* [AIM OF THE EXERCISE]: Gather every line from the entries below that includes "pinnan".

* [RECORDS]:

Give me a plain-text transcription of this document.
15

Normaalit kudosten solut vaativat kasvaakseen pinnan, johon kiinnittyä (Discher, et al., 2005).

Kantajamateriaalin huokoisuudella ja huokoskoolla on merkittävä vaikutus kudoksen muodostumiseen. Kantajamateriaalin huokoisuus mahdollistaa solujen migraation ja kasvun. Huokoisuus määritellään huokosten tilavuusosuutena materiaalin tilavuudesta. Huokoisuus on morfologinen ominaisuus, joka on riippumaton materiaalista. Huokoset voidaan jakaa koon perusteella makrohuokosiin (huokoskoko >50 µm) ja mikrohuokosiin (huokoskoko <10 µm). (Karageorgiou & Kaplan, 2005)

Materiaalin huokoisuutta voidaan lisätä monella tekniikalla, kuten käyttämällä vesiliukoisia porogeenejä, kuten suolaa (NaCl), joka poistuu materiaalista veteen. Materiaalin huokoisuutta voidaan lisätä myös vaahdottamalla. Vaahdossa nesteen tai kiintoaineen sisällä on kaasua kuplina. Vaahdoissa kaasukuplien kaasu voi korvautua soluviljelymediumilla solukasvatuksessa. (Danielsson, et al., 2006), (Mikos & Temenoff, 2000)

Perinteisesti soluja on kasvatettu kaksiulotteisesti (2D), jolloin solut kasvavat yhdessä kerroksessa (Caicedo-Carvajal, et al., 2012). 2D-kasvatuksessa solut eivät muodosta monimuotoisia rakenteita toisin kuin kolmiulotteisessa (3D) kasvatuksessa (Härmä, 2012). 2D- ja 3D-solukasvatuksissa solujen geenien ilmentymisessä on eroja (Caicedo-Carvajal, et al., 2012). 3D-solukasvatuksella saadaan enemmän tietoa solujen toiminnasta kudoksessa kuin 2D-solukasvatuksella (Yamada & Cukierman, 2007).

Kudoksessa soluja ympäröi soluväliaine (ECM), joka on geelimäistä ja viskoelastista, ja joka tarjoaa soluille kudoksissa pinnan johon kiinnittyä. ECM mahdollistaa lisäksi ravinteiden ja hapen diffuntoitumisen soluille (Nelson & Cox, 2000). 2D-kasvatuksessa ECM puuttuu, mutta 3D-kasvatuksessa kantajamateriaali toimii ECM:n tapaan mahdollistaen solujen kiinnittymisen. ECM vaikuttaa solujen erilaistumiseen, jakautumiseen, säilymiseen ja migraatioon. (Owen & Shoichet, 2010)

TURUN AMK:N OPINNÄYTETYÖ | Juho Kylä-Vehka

* [RESULT OF THIS TASK]:
Normaalit kudosten solut vaativat kasvaakseen pinnan, johon kiinnittyä (Discher, et al., 2005).
Kudoksessa soluja ympäröi soluväliaine (ECM), joka on geelimäistä ja viskoelastista, ja joka tarjoaa soluille kudoksissa pinnan johon kiinnittyä. ECM mahdollistaa lisäksi ravinteiden ja hapen diffuntoitumisen soluille (Nelson & Cox, 2000). 2D-kasvatuksessa ECM puuttuu, mutta 3D-kasvatuksessa kantajamateriaali toimii ECM:n tapaan mahdollistaen solujen kiinnittymisen. ECM vaikuttaa solujen erilaistumiseen, jakautumiseen, säilymiseen ja migraatioon. (Owen & Shoichet, 2010)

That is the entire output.